[start Records provided]

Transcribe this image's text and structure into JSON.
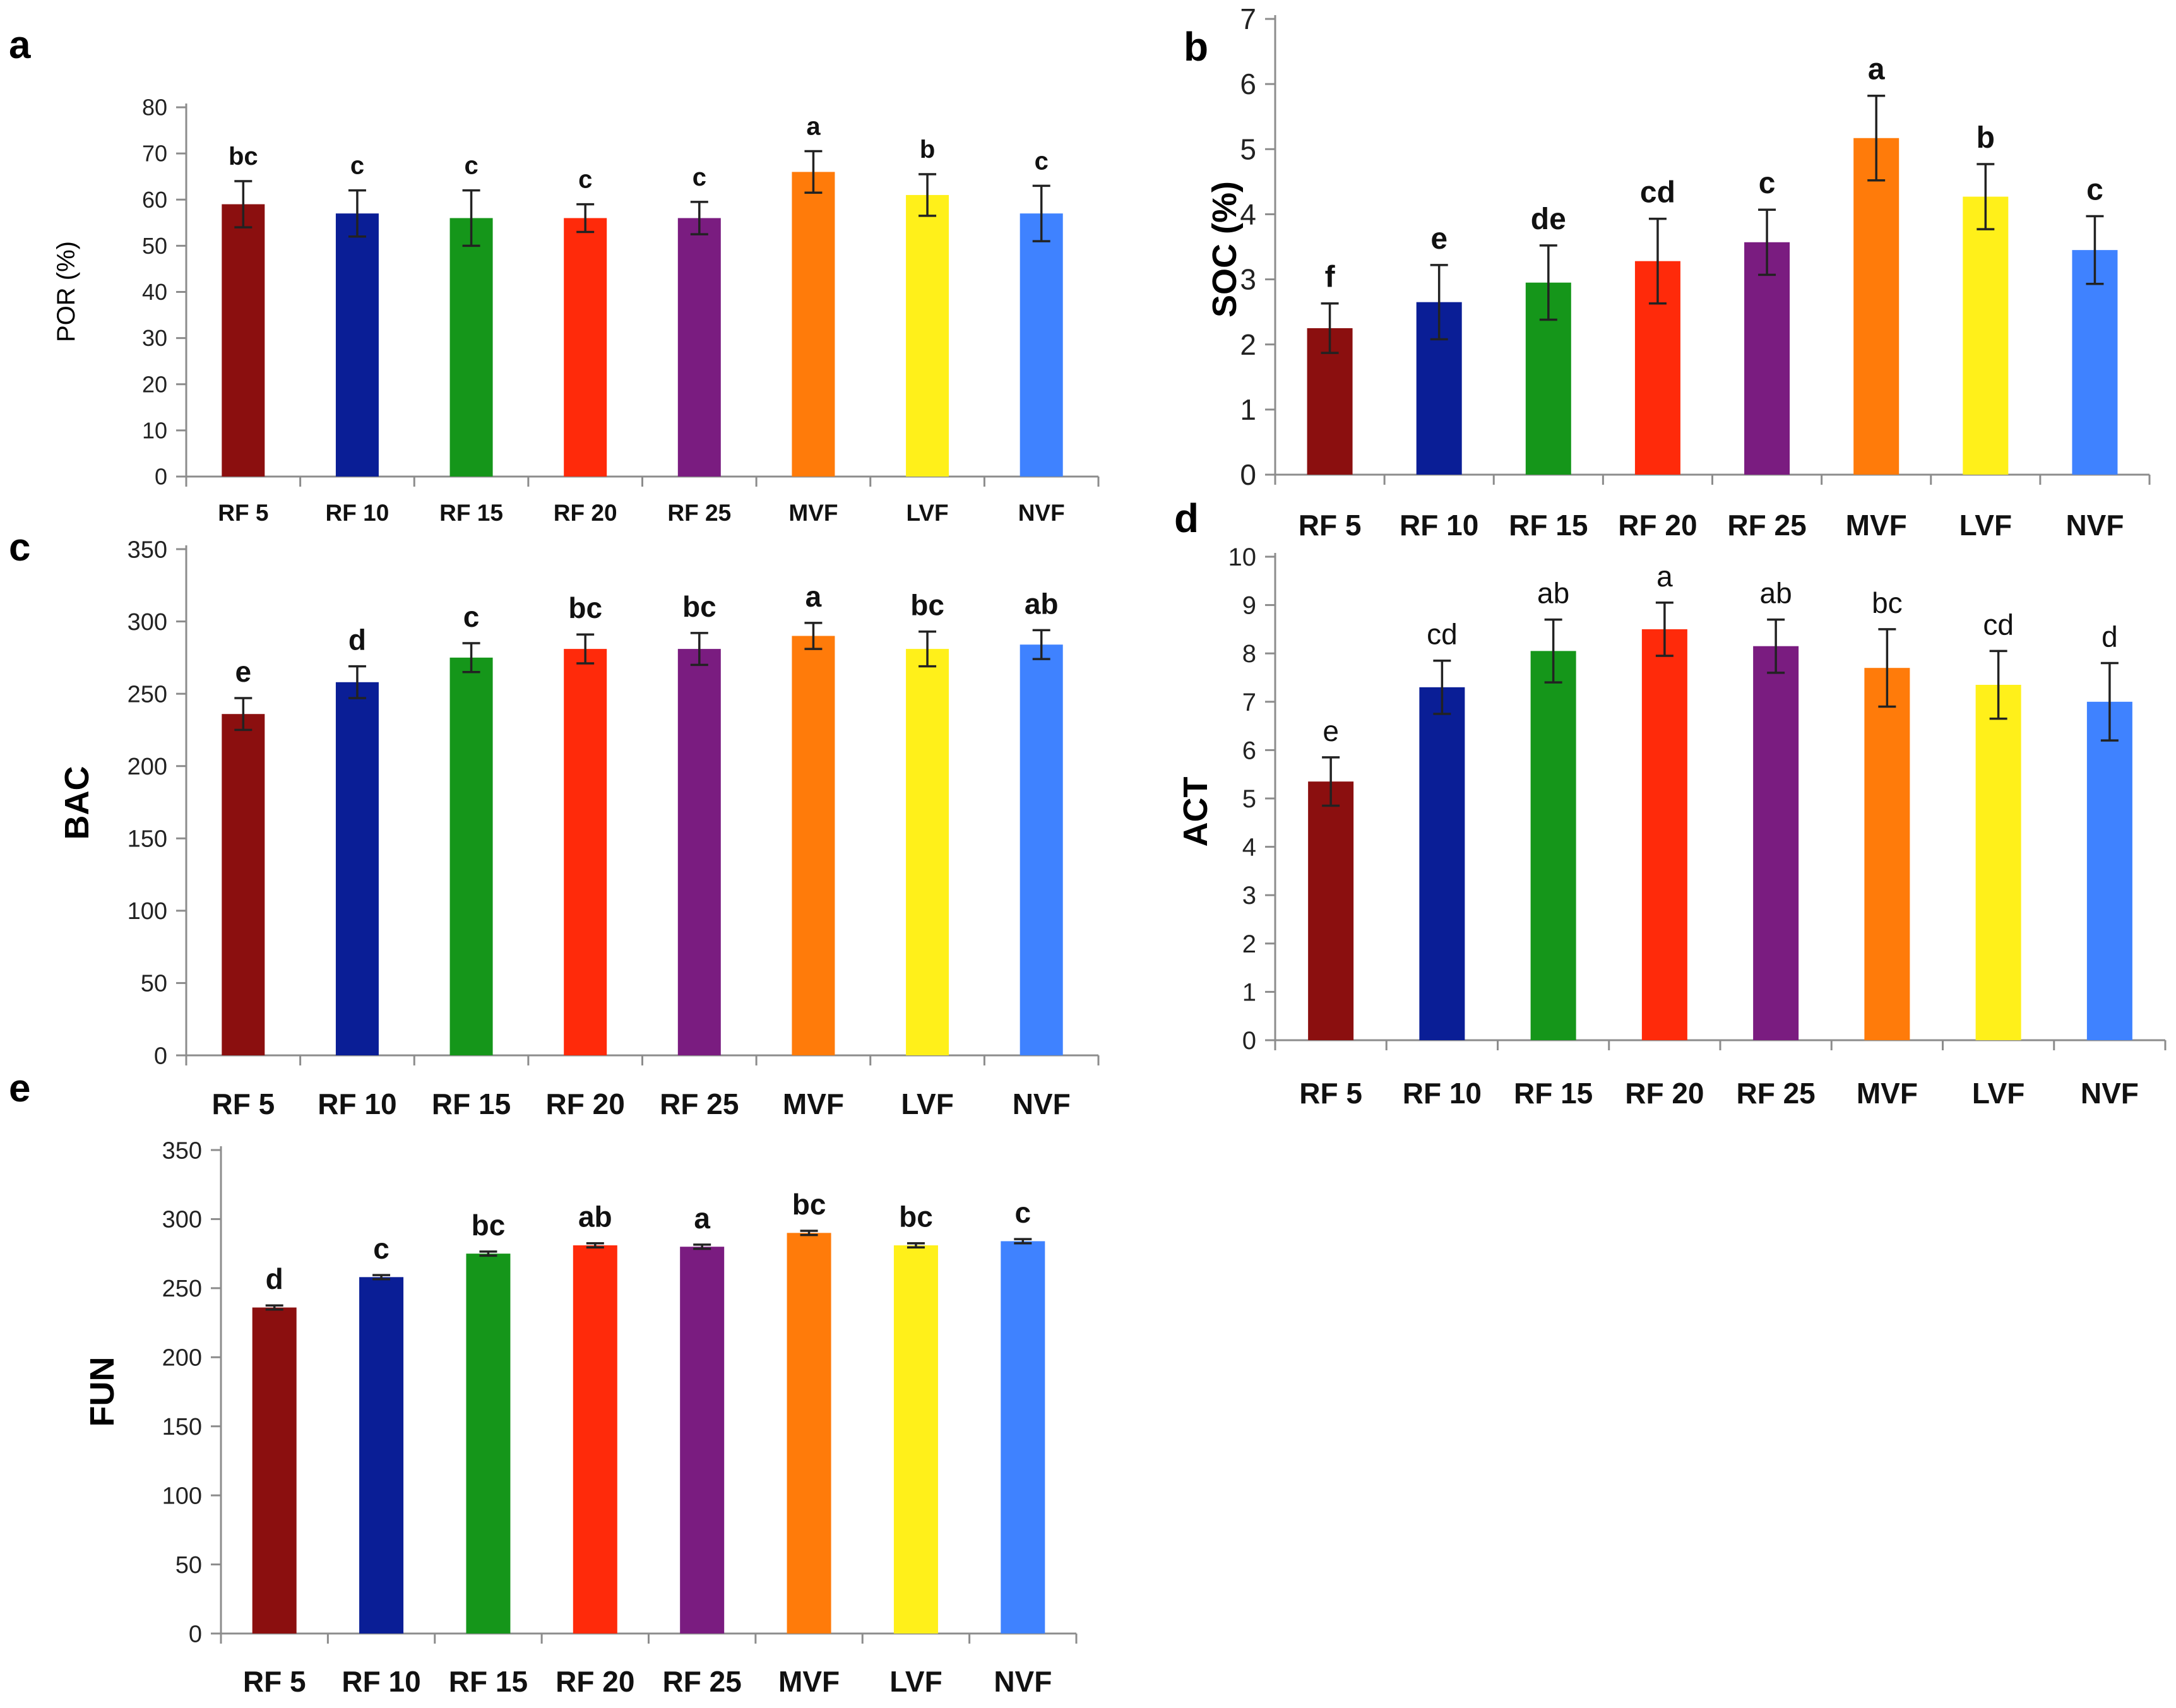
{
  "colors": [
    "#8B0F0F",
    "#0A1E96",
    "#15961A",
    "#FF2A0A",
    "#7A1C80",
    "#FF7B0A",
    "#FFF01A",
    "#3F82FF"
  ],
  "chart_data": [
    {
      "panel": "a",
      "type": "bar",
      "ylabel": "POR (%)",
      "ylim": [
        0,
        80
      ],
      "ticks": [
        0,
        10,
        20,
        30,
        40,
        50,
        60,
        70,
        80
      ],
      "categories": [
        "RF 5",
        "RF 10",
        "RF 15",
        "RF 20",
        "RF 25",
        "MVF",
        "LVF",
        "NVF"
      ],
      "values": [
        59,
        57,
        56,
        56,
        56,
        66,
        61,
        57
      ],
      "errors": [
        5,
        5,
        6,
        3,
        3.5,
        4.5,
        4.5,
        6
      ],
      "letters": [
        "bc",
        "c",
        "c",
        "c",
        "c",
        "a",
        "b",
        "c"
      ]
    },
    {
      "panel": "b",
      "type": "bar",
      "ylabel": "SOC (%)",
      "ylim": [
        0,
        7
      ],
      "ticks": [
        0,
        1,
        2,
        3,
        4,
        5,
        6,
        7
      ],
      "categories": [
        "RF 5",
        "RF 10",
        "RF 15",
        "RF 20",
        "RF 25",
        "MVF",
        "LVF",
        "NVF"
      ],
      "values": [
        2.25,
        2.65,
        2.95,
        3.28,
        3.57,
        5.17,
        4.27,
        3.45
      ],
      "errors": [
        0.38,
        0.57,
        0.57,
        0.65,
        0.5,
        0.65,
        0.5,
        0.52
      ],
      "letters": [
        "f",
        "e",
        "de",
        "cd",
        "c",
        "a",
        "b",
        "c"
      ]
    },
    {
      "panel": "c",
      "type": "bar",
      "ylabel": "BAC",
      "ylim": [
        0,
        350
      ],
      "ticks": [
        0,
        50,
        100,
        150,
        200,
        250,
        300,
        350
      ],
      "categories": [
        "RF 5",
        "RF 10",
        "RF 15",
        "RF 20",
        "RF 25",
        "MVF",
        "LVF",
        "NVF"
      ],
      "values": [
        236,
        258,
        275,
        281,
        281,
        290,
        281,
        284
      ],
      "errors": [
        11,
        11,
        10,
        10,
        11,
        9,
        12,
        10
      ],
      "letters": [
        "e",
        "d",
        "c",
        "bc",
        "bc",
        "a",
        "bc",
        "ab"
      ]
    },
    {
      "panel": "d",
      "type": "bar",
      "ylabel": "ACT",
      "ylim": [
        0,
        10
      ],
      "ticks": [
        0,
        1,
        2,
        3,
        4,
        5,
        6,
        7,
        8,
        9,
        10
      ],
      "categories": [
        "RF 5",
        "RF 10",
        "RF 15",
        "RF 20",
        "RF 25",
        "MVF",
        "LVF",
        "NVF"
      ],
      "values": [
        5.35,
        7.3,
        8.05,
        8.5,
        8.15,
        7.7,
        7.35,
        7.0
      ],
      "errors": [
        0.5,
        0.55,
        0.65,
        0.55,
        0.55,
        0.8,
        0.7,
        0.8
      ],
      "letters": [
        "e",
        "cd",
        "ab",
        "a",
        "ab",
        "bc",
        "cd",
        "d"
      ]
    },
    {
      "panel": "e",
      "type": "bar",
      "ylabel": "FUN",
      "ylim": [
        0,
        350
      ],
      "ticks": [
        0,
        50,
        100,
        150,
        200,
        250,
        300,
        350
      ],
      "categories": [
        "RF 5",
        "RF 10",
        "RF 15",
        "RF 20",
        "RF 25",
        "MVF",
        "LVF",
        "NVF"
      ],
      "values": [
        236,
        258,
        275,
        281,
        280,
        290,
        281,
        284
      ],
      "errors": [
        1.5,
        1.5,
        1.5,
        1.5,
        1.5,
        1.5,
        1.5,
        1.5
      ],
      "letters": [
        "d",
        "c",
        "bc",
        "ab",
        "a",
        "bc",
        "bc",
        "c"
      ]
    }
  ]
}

[end Records provided]
[start Records provided]

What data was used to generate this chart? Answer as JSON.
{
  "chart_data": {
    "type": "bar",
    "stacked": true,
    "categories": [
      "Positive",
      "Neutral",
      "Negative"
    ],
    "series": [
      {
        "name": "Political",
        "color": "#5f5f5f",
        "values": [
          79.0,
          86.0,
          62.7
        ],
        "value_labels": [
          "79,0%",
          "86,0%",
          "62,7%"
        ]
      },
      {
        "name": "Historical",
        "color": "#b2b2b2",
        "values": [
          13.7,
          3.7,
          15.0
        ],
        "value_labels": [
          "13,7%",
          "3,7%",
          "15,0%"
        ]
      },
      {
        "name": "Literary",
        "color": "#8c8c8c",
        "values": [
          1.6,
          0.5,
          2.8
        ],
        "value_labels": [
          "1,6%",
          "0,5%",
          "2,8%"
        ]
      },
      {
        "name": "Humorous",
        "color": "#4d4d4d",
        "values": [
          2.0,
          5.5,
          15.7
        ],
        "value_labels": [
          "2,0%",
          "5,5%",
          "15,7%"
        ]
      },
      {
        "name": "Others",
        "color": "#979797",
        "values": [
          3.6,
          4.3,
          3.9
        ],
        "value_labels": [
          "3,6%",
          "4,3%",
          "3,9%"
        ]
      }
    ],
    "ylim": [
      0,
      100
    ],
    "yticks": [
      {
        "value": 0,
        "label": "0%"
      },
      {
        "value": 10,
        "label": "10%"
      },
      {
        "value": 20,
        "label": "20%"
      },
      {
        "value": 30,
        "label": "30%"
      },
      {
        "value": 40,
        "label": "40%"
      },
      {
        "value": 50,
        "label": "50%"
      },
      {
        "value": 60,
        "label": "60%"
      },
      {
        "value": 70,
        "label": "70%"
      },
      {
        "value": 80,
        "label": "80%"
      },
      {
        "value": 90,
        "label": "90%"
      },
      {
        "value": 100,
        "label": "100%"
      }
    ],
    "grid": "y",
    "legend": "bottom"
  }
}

[end Records provided]
[start Records provided]

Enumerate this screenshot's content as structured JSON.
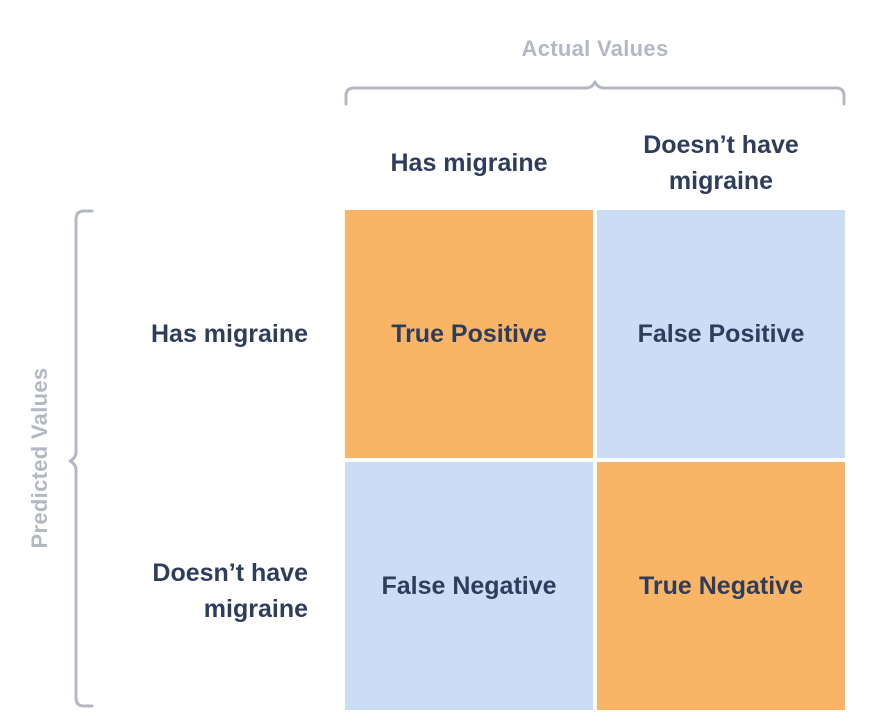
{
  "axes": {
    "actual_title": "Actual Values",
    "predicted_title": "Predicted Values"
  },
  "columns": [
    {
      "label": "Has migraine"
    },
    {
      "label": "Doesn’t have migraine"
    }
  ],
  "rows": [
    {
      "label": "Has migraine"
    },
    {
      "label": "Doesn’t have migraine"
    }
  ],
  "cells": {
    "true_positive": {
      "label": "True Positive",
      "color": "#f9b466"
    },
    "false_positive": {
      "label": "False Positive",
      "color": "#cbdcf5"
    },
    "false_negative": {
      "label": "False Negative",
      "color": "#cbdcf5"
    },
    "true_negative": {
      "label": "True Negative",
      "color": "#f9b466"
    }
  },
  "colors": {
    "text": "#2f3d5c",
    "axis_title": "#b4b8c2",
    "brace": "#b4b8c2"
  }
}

[end Records provided]

• _The task_
Pull out and copy each line containing the string "this".

• _Exercise answer_
Transcribe this image's text and structure into JSON.
What data was used to generate this chart? Answer as JSON.
Enumerate this screenshot's content as structured JSON.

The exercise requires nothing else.